----- SOURCE EXTRACT -----

This is a framework to train single-modal and multi-modal networks for action recognition from videos using 2D CNNs with mid-level fusion. The backbone is same as the Temporal Binding Network. We provide a wide-range of configuration parameters which allow experimenting with various settings. The data sampling is done by segmenting action clips and then aggregating their scores to predict the final class over the whole clip. The framework is able to both synchronously and asynchronously sample the data during training.
For a more detailed overview, you can take a look at my Master Thesis titled "A Study of Audio effectiveness for Action Recognition from egocentric videos". The complete writeup can be found at thesis/Master_Thesis.pdf.
Clone the repo and set it up in your local drive
git clone https://github.com/tridivb/attention_based_tbn.git
- Ubuntu 16x/18x (The framework has not been tested beyond these two systems.)
- Cuda 10.2
- Miniconda/Anaconda
- Install the required python environment via the instructions in INSTALL.md
Setup the dataset in the below structure:
├── root
| ├── video1
| | ├── img_0000000000.jpg
| | ├── x_0000000000.jpg
| | ├── y_0000000000.jpg
| | ├── .
| | ├── .
| | ├── .
| | ├── img_0000000100.jpg
| | ├── x_0000000100.jpg
| | ├── y_0000000100.jpg
| ├── .
| ├── .
| ├── .
| ├── video10000
| | ├── img_0000000000.jpg
| | ├── x_0000000000.jpg
| | ├── y_0000000000.jpg
| | ├── .
| | ├── .
| | ├── .
| | ├── img_0000000250.jpg
| | ├── x_0000000250.jpg
| | ├── y_0000000250.jpg
| ├── audio
| | ├── video1.wav
| | ├── video2.wav
| | ├── .
| | ├── .
| | ├── .
| | ├── video10000.wav
| ├── annotations
| | ├── annotation_file1.csv
| | ├── annotation_file2.csv
| | ├── .
| | ├── .

----- DATA EXTRACT -----

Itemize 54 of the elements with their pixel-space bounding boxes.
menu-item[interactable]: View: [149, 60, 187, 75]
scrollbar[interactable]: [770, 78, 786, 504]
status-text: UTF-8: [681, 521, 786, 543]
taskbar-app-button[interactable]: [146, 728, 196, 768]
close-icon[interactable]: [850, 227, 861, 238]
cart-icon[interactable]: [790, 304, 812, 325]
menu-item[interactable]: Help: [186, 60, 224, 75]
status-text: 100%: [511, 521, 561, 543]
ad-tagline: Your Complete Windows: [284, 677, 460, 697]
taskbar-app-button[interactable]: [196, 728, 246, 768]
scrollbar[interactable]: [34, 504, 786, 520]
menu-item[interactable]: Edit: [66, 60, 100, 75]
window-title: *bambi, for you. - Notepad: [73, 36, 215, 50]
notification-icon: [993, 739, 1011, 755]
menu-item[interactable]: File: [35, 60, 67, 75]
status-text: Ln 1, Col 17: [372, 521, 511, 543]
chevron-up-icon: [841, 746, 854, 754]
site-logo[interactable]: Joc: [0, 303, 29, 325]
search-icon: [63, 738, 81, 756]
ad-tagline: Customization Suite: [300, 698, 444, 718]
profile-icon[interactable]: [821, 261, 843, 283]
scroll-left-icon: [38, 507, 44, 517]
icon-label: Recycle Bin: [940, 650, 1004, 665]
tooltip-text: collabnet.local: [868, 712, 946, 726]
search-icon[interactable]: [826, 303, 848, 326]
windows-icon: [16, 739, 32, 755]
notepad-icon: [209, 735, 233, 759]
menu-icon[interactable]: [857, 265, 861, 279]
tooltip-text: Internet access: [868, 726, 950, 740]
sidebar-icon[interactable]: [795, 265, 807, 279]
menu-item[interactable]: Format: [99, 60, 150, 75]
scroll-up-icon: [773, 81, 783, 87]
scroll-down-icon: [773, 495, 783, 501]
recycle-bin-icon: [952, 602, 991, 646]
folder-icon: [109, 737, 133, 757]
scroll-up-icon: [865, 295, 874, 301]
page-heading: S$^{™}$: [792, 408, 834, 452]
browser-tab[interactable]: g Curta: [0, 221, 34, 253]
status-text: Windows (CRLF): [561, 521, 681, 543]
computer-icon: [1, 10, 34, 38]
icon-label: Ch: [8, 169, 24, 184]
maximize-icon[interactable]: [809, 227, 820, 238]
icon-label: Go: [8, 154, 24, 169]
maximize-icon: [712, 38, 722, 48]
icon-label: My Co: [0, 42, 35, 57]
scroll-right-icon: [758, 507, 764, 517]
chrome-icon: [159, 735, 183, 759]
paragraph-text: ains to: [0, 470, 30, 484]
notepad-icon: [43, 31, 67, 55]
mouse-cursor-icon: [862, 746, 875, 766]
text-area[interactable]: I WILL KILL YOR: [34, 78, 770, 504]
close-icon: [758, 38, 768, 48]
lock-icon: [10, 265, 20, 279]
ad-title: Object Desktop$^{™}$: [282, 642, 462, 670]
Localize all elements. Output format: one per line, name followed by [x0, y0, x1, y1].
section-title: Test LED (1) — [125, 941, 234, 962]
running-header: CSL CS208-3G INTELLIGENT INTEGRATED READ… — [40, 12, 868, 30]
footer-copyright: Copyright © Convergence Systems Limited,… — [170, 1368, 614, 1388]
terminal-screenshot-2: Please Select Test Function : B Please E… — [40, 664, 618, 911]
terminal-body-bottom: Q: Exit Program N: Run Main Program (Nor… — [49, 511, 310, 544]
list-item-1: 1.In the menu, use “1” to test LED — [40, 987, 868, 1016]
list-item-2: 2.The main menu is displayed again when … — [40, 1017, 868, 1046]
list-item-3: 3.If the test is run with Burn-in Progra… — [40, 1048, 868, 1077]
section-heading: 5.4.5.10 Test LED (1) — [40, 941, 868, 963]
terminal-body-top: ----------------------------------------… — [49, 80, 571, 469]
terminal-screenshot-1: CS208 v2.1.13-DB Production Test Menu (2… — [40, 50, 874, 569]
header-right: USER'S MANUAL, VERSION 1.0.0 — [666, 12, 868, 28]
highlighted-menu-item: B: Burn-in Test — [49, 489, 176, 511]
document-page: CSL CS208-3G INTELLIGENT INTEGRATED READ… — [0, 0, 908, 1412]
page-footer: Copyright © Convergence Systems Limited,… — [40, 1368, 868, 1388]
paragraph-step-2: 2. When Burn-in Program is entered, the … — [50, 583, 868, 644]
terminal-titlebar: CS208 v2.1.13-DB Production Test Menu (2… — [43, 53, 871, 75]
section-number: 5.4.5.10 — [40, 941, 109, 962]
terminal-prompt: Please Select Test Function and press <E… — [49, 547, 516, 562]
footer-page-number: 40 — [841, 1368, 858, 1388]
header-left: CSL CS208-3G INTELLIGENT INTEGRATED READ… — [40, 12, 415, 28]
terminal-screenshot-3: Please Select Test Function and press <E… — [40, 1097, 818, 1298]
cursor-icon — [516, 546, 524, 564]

-----

- **PROBLEM DETAILS**
Reproduce the action recognition framework description from "For a more detailed" up to and including "found at thesis/Master_Thesis.pdf.", swapping "writeup" for "report".

- **EXERCISE OUTPUT**
For a more detailed overview, you can take a look at my Master Thesis titled "A Study of Audio effectiveness for Action Recognition from egocentric videos". The complete report can be found at thesis/Master_Thesis.pdf.